> [Your instructions]:
Pull out from the material below all lines with "purely".

> [Supplied material]:
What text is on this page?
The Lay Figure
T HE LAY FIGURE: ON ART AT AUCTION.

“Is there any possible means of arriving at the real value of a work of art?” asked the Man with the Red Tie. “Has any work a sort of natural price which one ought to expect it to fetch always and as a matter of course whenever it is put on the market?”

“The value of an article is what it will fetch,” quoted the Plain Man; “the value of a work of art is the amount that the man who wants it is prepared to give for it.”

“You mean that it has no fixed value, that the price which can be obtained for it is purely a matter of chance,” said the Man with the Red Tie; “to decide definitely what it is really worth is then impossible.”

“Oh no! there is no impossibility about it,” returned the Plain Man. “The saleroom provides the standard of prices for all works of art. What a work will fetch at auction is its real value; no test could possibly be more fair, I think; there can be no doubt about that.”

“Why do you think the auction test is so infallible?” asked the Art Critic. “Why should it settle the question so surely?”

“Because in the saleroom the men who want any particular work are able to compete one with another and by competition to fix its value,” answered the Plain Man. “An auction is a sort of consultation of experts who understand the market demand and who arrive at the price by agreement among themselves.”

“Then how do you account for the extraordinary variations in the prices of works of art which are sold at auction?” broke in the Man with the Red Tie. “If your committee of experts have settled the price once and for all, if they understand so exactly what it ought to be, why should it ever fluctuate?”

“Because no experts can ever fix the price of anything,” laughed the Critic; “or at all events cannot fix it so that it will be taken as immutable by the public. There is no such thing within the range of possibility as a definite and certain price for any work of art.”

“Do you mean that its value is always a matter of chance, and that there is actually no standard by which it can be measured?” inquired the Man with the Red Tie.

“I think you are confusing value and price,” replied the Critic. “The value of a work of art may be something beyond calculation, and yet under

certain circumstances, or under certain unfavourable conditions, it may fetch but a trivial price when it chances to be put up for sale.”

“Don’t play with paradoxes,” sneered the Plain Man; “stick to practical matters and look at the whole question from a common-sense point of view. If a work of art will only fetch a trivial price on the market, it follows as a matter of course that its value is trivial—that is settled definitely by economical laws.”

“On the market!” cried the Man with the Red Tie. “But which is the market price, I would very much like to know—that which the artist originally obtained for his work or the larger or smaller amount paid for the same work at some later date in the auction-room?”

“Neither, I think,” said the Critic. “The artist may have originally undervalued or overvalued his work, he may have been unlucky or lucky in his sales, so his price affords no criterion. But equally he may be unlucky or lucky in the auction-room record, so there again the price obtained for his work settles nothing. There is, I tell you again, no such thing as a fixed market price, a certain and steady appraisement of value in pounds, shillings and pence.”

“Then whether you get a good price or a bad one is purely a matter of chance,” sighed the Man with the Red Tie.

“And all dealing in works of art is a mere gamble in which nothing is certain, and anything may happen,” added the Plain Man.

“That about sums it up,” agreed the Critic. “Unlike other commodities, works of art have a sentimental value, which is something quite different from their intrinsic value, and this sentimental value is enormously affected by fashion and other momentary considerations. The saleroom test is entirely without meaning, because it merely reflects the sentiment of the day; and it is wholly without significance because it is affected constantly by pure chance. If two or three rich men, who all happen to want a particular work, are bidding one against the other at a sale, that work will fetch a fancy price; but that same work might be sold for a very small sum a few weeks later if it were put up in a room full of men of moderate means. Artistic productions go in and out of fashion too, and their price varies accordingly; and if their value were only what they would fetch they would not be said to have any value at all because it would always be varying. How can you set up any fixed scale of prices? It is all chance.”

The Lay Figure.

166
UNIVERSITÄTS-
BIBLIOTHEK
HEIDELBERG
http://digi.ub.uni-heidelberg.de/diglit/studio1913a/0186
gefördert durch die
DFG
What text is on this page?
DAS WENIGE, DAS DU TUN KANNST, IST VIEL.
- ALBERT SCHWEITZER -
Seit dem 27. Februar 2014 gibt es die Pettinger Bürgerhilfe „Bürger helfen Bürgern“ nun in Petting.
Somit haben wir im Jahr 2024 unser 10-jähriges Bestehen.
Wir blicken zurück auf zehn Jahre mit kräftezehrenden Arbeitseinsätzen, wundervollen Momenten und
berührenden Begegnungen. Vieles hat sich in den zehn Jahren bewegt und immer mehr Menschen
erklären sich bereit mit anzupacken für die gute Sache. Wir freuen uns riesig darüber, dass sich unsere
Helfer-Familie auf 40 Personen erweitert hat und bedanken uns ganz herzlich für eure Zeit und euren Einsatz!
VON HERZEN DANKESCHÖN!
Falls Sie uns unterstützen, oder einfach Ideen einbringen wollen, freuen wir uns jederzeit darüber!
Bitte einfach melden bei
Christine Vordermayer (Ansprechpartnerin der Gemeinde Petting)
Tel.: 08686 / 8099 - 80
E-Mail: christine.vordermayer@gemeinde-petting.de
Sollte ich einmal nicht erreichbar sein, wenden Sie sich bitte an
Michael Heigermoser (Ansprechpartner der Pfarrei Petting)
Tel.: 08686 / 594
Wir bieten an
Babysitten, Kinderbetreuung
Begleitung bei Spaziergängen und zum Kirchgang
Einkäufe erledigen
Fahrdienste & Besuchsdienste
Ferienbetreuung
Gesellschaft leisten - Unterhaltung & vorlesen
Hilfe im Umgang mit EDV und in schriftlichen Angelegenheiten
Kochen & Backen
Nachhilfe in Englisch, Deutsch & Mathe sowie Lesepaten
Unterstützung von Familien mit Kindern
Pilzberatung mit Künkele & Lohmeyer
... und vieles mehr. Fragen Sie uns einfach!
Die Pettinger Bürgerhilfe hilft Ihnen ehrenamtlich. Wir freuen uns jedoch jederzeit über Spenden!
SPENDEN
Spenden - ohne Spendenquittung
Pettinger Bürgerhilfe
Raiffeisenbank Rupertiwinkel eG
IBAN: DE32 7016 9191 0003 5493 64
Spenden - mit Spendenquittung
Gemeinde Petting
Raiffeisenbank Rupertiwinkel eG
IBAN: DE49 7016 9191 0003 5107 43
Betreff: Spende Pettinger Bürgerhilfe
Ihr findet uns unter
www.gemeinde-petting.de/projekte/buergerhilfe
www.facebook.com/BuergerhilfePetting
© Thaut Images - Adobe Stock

> [Response]:
“You mean that it has no fixed value, that the price which can be obtained for it is purely a matter of chance,” said the Man with the Red Tie; “to decide definitely what it is really worth is then impossible.”
“Then whether you get a good price or a bad one is purely a matter of chance,” sighed the Man with the Red Tie.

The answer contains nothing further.